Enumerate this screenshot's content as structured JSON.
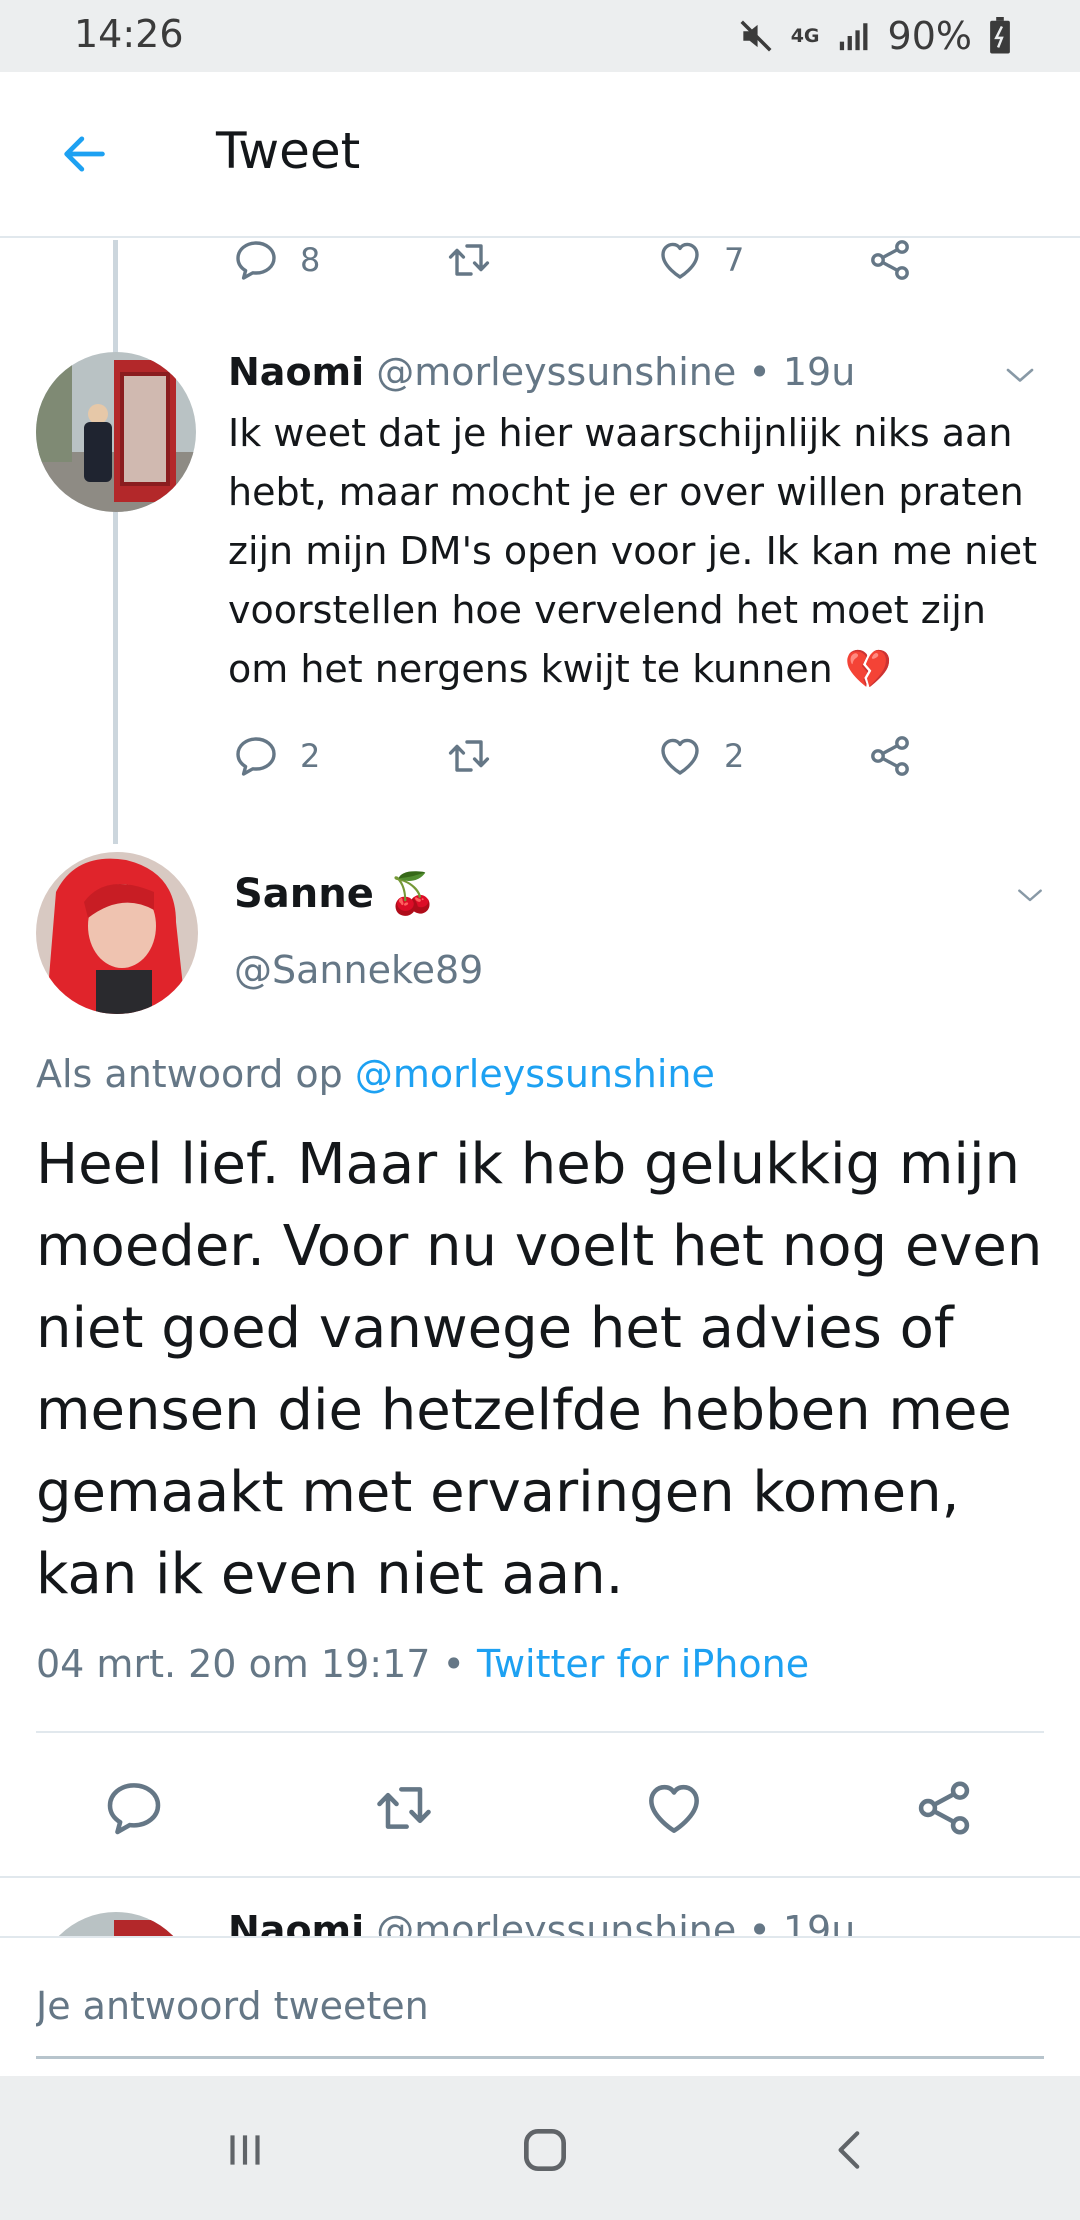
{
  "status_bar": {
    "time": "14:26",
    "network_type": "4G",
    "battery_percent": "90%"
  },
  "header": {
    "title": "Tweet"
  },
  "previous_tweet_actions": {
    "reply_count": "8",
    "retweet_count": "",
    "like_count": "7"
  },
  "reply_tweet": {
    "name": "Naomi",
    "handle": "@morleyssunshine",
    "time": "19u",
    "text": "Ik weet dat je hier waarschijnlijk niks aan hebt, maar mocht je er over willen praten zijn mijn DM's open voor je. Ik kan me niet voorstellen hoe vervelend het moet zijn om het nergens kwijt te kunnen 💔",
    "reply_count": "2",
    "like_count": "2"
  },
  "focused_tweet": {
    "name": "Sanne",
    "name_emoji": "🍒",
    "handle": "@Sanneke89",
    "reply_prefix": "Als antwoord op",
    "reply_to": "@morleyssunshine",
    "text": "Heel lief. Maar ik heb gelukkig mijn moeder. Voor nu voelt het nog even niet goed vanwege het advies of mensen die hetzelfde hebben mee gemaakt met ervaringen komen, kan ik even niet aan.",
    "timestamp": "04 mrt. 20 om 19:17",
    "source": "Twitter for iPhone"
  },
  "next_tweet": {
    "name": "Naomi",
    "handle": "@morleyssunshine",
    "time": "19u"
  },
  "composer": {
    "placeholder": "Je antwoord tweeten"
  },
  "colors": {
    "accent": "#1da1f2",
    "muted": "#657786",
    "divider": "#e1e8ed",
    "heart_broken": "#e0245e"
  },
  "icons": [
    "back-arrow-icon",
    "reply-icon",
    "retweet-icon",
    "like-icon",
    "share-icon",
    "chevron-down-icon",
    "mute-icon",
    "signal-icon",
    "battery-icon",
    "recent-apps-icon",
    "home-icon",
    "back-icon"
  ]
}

------------------------------

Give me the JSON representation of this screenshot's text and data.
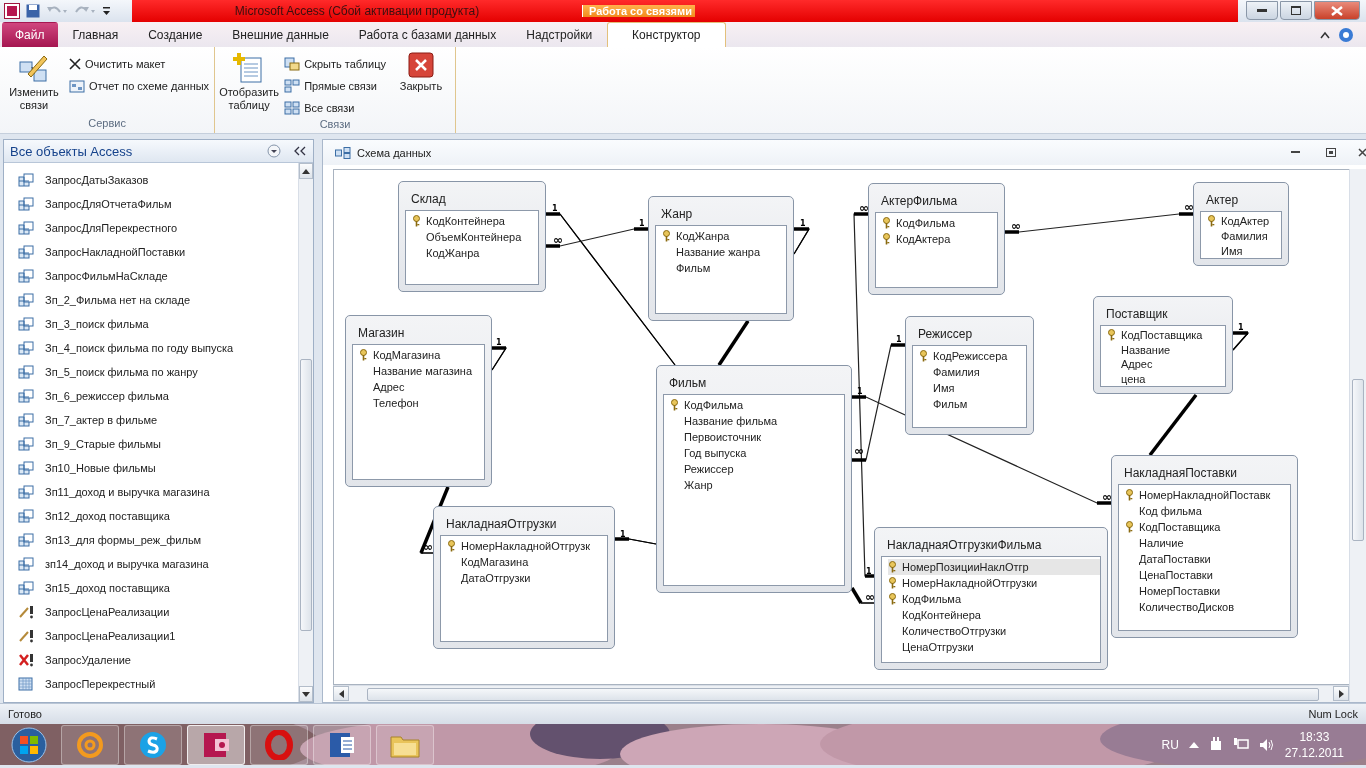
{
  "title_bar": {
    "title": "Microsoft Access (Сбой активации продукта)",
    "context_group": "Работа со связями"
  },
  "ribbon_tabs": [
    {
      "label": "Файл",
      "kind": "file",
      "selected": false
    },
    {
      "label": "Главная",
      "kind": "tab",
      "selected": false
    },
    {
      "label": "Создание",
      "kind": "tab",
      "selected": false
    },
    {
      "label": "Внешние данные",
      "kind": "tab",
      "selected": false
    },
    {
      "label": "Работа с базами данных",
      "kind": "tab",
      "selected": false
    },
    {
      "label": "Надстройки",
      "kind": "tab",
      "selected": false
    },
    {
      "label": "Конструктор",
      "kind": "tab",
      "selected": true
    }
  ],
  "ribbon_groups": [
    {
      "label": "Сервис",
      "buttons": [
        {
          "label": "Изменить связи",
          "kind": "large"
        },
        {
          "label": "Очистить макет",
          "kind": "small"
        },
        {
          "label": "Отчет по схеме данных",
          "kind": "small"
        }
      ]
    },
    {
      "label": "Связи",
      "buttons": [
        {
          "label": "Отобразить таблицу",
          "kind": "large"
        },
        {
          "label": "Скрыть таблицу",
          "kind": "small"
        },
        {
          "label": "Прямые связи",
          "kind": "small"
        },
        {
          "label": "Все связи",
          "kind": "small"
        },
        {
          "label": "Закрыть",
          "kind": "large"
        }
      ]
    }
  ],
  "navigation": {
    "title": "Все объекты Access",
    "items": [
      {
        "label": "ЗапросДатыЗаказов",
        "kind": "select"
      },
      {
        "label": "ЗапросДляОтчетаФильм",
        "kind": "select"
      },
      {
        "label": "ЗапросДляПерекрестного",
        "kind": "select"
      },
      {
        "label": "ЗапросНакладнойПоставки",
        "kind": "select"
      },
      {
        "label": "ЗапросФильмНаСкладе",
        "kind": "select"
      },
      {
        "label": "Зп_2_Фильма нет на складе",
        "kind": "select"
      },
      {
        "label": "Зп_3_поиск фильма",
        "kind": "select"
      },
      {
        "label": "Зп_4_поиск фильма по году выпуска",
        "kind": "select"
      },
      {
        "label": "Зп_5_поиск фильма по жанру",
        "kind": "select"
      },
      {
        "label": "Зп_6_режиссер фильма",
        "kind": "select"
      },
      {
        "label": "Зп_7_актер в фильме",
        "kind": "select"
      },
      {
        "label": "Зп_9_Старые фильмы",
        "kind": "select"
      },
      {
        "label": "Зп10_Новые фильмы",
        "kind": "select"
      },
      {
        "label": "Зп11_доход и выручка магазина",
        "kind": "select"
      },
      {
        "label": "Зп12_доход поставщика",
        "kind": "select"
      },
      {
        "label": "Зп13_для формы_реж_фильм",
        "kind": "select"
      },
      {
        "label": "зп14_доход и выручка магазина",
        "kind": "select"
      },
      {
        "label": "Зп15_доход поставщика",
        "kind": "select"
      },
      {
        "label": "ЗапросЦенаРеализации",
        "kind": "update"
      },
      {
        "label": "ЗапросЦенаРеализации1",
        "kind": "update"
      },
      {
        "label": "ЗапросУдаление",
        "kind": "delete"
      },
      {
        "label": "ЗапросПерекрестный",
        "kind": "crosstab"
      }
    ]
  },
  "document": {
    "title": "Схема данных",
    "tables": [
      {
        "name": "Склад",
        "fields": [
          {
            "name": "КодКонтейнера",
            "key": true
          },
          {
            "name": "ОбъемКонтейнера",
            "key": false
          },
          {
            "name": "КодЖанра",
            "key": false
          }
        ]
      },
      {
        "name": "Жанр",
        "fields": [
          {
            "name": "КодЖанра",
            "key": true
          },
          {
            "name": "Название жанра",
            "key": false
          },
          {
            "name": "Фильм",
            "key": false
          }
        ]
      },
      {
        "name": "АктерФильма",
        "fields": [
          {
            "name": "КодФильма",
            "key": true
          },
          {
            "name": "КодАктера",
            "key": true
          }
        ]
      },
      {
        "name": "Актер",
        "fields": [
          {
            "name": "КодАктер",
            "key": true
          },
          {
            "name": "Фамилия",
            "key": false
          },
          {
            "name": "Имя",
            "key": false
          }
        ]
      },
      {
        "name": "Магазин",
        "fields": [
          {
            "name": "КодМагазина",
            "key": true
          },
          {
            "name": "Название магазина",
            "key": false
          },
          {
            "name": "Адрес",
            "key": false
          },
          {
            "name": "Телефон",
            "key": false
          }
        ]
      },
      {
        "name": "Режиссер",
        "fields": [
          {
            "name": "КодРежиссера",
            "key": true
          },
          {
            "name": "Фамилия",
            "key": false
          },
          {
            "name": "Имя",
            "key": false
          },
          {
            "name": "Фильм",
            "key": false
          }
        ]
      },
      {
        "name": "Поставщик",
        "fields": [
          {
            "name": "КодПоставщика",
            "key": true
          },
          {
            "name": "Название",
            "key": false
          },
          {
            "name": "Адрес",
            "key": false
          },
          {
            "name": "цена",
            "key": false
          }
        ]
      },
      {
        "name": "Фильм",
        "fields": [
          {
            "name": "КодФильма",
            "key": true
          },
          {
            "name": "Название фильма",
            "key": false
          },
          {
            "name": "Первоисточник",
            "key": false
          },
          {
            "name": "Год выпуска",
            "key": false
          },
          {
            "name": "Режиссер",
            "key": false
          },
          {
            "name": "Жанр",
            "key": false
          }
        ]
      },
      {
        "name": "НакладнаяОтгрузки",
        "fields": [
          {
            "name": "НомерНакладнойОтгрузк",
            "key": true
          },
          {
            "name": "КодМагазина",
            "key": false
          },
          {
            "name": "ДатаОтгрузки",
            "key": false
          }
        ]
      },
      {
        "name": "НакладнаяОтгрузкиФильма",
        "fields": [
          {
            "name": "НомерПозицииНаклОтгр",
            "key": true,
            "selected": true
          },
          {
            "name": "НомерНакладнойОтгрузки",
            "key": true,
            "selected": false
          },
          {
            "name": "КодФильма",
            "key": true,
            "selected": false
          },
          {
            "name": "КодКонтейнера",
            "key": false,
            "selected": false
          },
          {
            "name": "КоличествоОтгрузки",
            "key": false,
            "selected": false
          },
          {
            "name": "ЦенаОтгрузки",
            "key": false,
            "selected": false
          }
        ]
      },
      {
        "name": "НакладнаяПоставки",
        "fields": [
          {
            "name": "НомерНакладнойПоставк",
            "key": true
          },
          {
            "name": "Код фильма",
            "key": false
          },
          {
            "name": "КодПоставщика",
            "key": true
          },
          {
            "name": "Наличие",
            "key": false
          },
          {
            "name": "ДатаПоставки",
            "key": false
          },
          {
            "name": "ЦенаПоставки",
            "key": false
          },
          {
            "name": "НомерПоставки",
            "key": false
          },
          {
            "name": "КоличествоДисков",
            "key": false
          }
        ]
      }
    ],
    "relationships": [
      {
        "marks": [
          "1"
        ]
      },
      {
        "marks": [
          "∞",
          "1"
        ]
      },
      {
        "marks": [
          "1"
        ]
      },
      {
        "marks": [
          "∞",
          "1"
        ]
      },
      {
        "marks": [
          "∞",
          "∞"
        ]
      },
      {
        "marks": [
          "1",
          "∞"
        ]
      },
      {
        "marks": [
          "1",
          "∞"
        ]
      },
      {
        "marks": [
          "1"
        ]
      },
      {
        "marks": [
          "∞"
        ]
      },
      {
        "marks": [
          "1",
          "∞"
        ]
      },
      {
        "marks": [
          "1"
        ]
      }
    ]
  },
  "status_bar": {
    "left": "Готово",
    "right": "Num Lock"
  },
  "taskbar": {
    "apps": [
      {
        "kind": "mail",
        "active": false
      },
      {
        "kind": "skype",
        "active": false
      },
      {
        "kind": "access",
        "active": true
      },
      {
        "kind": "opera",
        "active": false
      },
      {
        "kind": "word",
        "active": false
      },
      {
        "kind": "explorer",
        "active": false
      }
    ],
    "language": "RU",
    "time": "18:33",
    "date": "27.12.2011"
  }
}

------------------------------

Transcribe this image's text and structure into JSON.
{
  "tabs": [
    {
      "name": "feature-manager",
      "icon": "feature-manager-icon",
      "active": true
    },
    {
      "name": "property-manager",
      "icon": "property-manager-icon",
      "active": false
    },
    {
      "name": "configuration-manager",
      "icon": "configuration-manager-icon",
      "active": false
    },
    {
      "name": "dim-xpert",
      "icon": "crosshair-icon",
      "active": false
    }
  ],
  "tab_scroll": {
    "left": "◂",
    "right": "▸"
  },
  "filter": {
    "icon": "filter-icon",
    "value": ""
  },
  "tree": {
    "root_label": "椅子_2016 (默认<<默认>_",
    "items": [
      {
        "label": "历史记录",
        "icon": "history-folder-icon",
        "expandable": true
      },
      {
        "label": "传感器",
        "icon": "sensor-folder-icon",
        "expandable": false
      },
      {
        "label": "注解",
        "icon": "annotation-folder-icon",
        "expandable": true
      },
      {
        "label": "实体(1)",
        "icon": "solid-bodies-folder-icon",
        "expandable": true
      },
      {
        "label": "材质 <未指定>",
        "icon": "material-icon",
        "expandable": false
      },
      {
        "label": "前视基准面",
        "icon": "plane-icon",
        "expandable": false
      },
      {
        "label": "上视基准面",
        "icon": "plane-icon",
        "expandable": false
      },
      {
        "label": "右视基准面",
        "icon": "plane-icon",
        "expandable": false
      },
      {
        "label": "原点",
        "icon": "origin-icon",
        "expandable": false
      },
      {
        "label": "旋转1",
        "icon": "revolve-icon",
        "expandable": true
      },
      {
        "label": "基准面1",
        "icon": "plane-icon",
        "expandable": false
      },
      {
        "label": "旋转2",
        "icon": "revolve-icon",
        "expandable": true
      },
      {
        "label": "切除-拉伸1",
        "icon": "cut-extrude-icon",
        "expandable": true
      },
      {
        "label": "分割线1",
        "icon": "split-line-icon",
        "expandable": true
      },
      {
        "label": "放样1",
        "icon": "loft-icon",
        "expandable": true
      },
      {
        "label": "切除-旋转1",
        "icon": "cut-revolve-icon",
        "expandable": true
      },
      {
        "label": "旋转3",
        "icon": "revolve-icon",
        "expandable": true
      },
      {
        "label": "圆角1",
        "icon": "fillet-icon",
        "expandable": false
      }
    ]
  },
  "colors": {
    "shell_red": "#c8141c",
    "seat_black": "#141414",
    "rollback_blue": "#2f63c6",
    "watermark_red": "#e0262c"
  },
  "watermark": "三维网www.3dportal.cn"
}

------------------------------

## The problem
Gather each line holding the string "выручка".

## Exercise response
        "label": "Зп11_доход и выручка магазина",
        "label": "зп14_доход и выручка магазина",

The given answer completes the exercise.